▶ _WHAT THE TASK REQUIRES_
Can you copy out the data exactly? Leave the images out.

[Extracts from a graphics dataset]
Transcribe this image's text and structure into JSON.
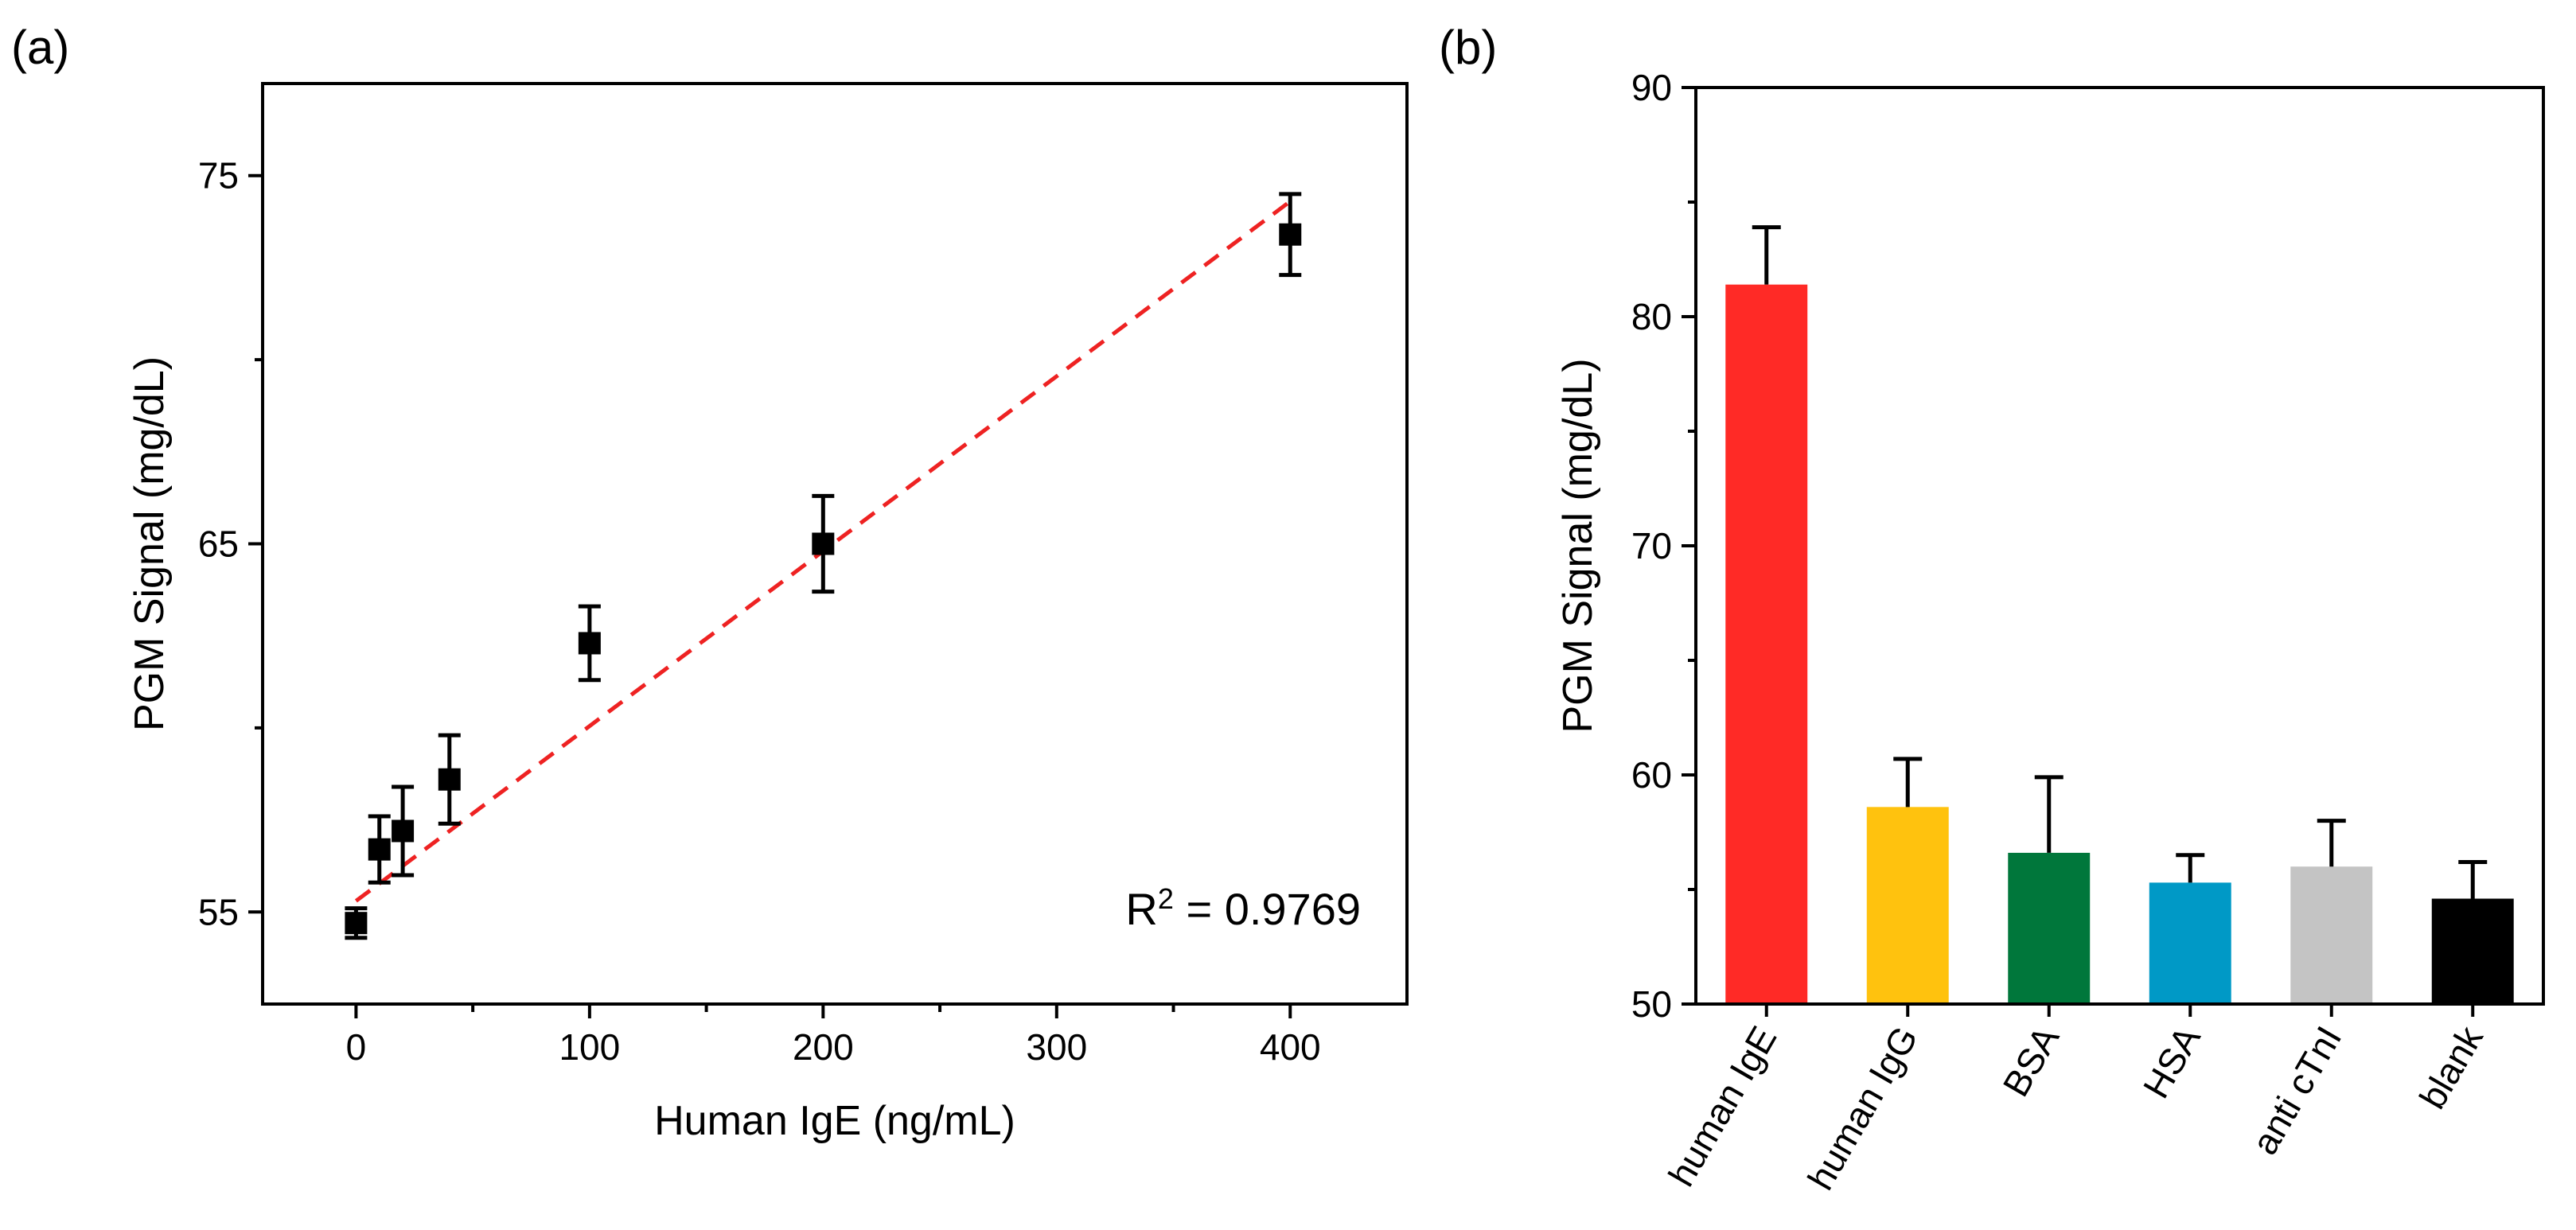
{
  "chart_data": [
    {
      "panel": "(a)",
      "type": "scatter",
      "xlabel": "Human IgE (ng/mL)",
      "ylabel": "PGM Signal (mg/dL)",
      "xlim": [
        -40,
        450
      ],
      "ylim": [
        52.5,
        77.5
      ],
      "xticks": [
        0,
        100,
        200,
        300,
        400
      ],
      "xminor": [
        50,
        150,
        250,
        350
      ],
      "yticks": [
        55,
        65,
        75
      ],
      "yminor": [
        60,
        70
      ],
      "points": [
        {
          "x": 0,
          "y": 54.7,
          "err": 0.4
        },
        {
          "x": 10,
          "y": 56.7,
          "err": 0.9
        },
        {
          "x": 20,
          "y": 57.2,
          "err": 1.2
        },
        {
          "x": 40,
          "y": 58.6,
          "err": 1.2
        },
        {
          "x": 100,
          "y": 62.3,
          "err": 1.0
        },
        {
          "x": 200,
          "y": 65.0,
          "err": 1.3
        },
        {
          "x": 400,
          "y": 73.4,
          "err": 1.1
        }
      ],
      "fit": {
        "x0": 0,
        "y0": 55.3,
        "x1": 400,
        "y1": 74.3,
        "color": "#ee2222",
        "style": "dashed"
      },
      "annotation": {
        "base": "R",
        "sup": "2",
        "rest": " = 0.9769"
      }
    },
    {
      "panel": "(b)",
      "type": "bar",
      "ylabel": "PGM Signal (mg/dL)",
      "ylim": [
        50,
        90
      ],
      "yticks": [
        50,
        60,
        70,
        80,
        90
      ],
      "yminor": [
        55,
        65,
        75,
        85
      ],
      "categories": [
        "human IgE",
        "human IgG",
        "BSA",
        "HSA",
        "anti cTnI",
        "blank"
      ],
      "values": [
        81.4,
        58.6,
        56.6,
        55.3,
        56.0,
        54.6
      ],
      "errors": [
        2.5,
        2.1,
        3.3,
        1.2,
        2.0,
        1.6
      ],
      "colors": [
        "#ff2a26",
        "#ffc20e",
        "#00773b",
        "#0099c6",
        "#c4c4c4",
        "#000000"
      ]
    }
  ]
}
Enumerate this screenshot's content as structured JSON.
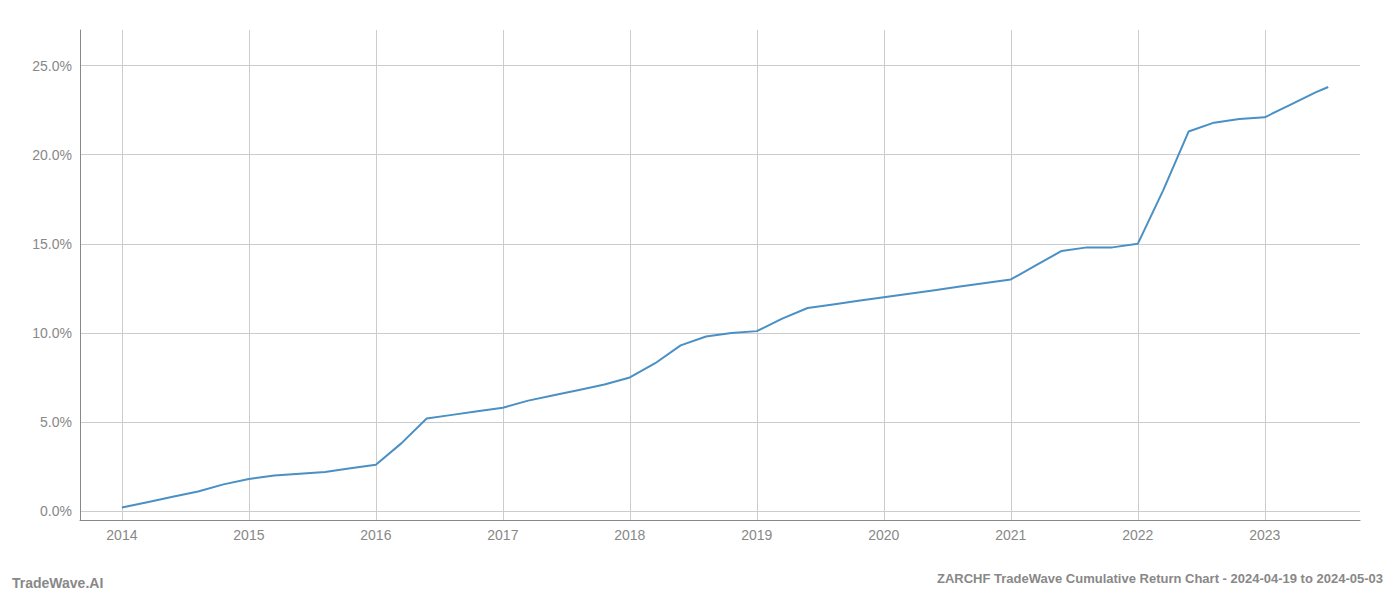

▶ _TASK RESPONSE_
Transcribe this image's text and structure into JSON.
{
  "chart_data": [
    {
      "panel": "(a)",
      "type": "scatter",
      "xlabel": "Human IgE (ng/mL)",
      "ylabel": "PGM Signal (mg/dL)",
      "xlim": [
        -40,
        450
      ],
      "ylim": [
        52.5,
        77.5
      ],
      "xticks": [
        0,
        100,
        200,
        300,
        400
      ],
      "xminor": [
        50,
        150,
        250,
        350
      ],
      "yticks": [
        55,
        65,
        75
      ],
      "yminor": [
        60,
        70
      ],
      "points": [
        {
          "x": 0,
          "y": 54.7,
          "err": 0.4
        },
        {
          "x": 10,
          "y": 56.7,
          "err": 0.9
        },
        {
          "x": 20,
          "y": 57.2,
          "err": 1.2
        },
        {
          "x": 40,
          "y": 58.6,
          "err": 1.2
        },
        {
          "x": 100,
          "y": 62.3,
          "err": 1.0
        },
        {
          "x": 200,
          "y": 65.0,
          "err": 1.3
        },
        {
          "x": 400,
          "y": 73.4,
          "err": 1.1
        }
      ],
      "fit": {
        "x0": 0,
        "y0": 55.3,
        "x1": 400,
        "y1": 74.3,
        "color": "#ee2222",
        "style": "dashed"
      },
      "annotation": {
        "base": "R",
        "sup": "2",
        "rest": " = 0.9769"
      }
    },
    {
      "panel": "(b)",
      "type": "bar",
      "ylabel": "PGM Signal (mg/dL)",
      "ylim": [
        50,
        90
      ],
      "yticks": [
        50,
        60,
        70,
        80,
        90
      ],
      "yminor": [
        55,
        65,
        75,
        85
      ],
      "categories": [
        "human IgE",
        "human IgG",
        "BSA",
        "HSA",
        "anti cTnI",
        "blank"
      ],
      "values": [
        81.4,
        58.6,
        56.6,
        55.3,
        56.0,
        54.6
      ],
      "errors": [
        2.5,
        2.1,
        3.3,
        1.2,
        2.0,
        1.6
      ],
      "colors": [
        "#ff2a26",
        "#ffc20e",
        "#00773b",
        "#0099c6",
        "#c4c4c4",
        "#000000"
      ]
    }
  ]
}
Enumerate this screenshot's content as structured JSON.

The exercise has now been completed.